What to produce
Pick every line with "mainly" from the material below.

Material for the task

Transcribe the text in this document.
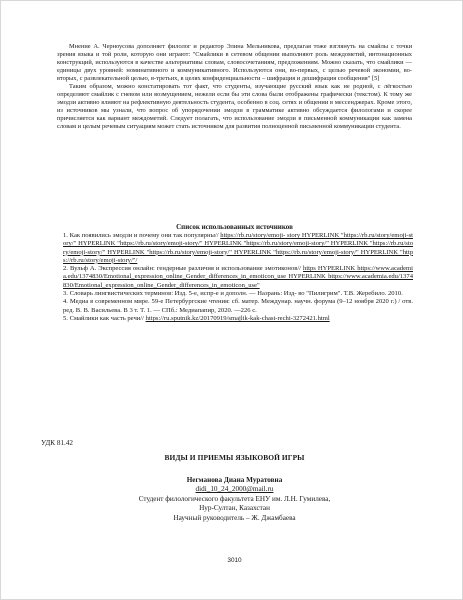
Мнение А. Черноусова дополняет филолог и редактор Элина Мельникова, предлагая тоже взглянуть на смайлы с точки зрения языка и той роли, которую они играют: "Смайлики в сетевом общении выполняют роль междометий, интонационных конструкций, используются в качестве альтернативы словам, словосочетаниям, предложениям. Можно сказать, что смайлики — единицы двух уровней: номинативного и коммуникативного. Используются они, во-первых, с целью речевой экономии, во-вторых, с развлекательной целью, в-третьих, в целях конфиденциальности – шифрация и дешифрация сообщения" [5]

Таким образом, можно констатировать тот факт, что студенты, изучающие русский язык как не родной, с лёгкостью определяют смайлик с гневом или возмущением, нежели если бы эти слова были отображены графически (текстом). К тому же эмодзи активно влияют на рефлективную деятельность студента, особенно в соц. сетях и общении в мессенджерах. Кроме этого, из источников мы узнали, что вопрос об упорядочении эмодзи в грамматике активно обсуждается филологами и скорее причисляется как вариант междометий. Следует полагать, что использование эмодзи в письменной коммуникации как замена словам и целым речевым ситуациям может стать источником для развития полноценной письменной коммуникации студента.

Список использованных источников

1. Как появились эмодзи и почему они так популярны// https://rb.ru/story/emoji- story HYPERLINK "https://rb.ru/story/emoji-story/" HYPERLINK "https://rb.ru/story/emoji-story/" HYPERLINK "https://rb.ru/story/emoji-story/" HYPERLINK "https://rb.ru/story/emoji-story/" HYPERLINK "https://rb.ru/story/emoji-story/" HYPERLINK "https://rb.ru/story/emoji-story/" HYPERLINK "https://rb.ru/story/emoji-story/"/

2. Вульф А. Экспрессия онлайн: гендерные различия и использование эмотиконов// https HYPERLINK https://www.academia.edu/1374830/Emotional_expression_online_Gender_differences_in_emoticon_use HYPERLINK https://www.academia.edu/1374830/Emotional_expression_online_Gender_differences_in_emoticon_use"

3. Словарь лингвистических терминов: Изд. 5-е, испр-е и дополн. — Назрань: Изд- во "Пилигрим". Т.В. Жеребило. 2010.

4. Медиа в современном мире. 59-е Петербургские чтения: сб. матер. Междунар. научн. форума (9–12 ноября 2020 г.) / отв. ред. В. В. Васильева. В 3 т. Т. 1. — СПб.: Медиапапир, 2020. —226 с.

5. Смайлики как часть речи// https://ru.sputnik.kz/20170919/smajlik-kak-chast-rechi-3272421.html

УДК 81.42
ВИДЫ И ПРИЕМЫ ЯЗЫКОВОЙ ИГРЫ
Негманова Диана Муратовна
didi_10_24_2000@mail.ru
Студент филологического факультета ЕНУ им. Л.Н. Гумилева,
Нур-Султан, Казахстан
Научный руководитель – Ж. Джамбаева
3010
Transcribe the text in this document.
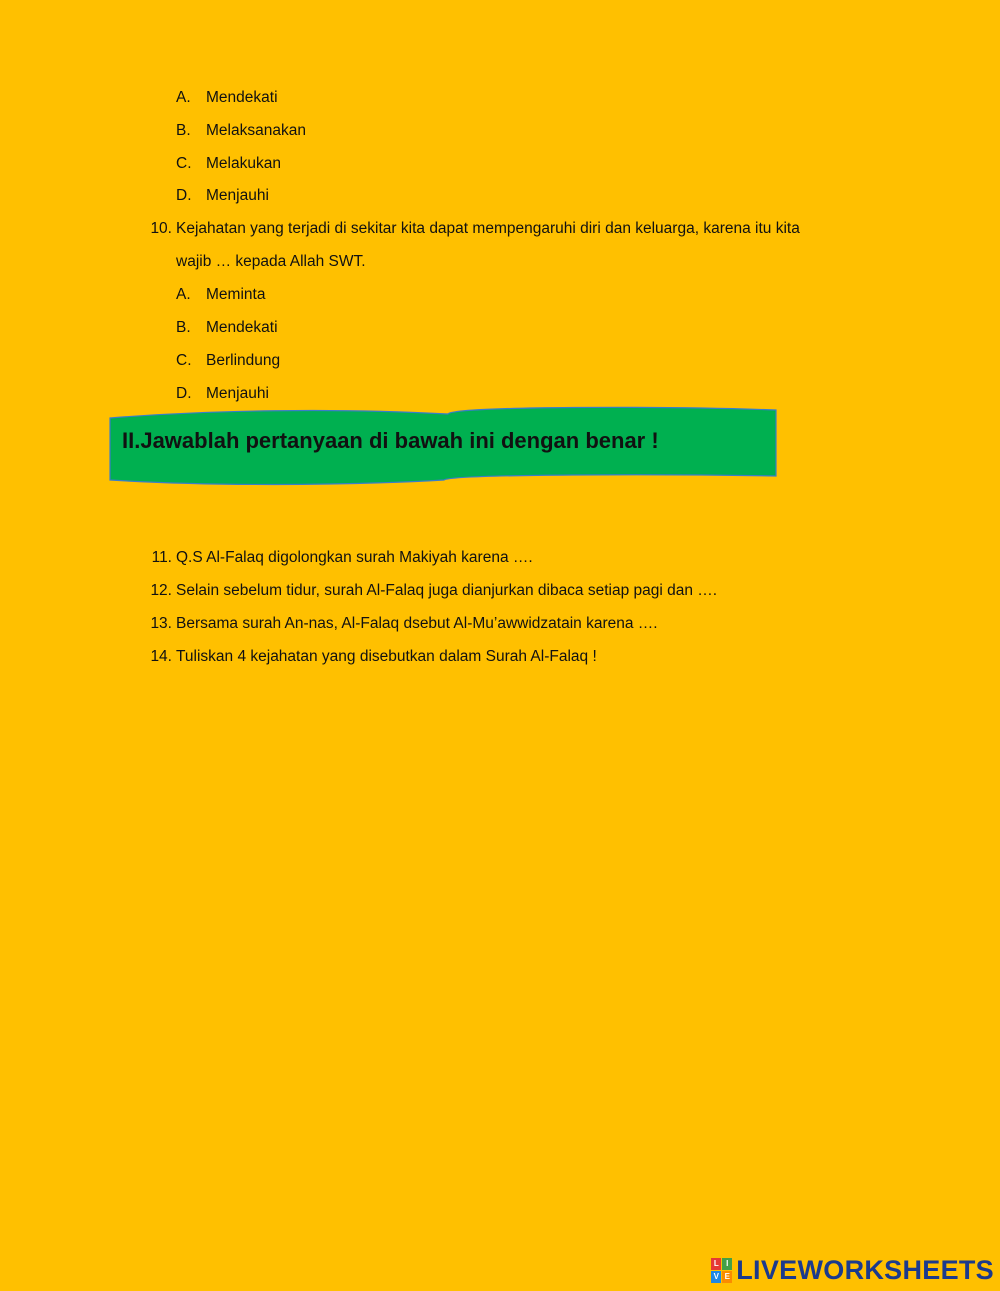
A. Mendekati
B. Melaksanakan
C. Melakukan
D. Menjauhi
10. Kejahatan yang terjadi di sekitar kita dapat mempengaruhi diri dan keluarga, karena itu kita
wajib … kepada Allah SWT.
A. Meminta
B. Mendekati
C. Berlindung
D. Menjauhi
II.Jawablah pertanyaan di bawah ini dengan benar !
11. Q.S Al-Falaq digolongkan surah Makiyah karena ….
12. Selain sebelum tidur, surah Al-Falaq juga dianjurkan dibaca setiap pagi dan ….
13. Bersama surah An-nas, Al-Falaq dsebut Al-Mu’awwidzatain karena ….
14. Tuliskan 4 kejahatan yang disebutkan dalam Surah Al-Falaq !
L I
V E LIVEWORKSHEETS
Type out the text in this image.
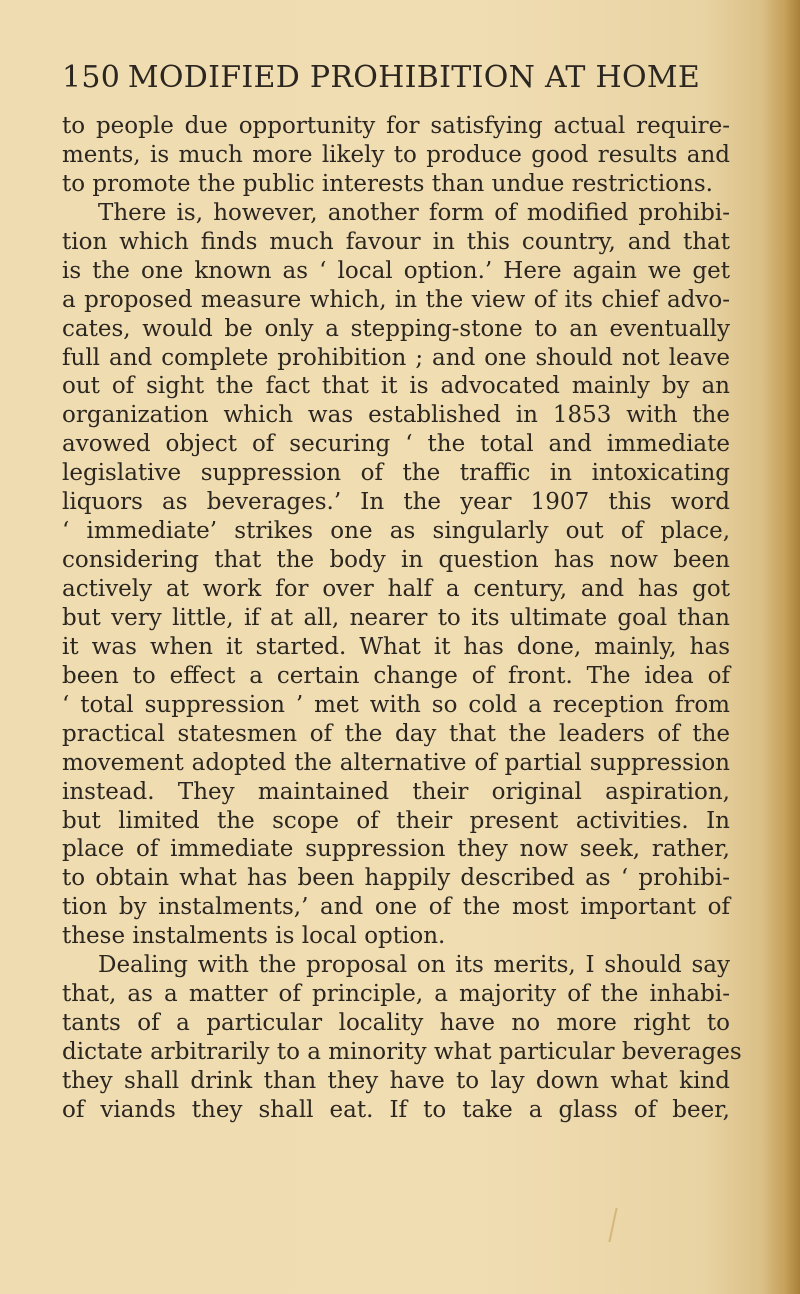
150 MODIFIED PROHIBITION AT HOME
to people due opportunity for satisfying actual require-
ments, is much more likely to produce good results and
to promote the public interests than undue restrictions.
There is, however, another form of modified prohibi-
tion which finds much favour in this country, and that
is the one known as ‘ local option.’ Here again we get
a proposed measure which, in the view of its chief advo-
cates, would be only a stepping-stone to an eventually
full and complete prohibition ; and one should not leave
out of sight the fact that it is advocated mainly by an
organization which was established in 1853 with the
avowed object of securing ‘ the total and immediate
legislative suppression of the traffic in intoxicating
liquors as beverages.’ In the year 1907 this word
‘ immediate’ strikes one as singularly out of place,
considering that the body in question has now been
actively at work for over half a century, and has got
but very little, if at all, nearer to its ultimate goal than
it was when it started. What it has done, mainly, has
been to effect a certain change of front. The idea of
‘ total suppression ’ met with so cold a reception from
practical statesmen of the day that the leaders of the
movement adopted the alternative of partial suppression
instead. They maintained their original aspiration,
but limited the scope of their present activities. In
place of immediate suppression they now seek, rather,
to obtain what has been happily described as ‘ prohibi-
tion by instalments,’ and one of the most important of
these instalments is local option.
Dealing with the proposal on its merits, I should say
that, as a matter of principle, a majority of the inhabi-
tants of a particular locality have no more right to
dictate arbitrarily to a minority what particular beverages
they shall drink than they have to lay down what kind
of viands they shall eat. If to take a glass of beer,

Exercise response
out of sight the fact that it is advocated mainly by an
it was when it started. What it has done, mainly, has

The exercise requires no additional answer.